Begin

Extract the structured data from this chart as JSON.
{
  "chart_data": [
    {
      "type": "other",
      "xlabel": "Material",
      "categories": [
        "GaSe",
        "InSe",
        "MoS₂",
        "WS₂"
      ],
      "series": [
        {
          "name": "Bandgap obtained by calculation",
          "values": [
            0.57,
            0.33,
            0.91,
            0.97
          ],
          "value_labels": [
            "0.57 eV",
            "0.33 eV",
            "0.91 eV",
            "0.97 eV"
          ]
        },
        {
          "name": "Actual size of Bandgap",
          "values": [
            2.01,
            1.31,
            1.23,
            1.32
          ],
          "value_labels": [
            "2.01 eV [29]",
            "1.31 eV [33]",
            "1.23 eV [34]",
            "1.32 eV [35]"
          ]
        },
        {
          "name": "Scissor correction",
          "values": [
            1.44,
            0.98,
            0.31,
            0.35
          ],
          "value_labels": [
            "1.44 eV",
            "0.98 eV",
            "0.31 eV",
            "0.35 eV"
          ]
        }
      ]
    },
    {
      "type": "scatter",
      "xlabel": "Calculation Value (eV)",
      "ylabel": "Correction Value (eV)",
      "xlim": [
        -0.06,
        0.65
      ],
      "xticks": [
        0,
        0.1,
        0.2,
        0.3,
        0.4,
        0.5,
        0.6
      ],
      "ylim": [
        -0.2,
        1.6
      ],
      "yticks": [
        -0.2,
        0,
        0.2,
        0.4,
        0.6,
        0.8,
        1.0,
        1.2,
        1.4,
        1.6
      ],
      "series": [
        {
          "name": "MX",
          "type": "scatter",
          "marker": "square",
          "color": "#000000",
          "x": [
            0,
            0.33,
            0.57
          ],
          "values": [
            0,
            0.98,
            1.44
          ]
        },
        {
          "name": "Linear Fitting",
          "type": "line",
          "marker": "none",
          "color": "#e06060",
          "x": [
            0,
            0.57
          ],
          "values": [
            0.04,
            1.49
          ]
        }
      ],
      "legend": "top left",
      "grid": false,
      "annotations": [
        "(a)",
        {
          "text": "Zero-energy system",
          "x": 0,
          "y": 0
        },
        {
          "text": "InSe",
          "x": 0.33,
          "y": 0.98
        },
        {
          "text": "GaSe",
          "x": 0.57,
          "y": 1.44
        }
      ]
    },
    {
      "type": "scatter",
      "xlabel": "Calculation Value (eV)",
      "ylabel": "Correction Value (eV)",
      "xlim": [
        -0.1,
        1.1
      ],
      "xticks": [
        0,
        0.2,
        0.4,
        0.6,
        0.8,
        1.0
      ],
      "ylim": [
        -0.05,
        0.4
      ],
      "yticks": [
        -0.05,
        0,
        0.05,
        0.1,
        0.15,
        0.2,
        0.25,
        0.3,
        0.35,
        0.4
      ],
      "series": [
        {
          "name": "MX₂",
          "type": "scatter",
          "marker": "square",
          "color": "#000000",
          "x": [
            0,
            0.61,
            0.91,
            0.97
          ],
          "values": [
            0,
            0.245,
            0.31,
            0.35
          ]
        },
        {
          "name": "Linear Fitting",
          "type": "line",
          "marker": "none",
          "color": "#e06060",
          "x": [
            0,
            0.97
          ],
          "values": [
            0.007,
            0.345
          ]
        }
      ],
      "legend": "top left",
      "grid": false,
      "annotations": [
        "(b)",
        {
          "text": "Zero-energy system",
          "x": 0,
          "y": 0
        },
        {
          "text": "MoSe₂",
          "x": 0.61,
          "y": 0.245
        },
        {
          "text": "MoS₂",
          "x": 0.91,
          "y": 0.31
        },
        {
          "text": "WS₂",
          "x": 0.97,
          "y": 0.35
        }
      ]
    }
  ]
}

End

> Problem description: Work out how many lines in the records above contain the word "name", and give only that number.

> Correct answer: 7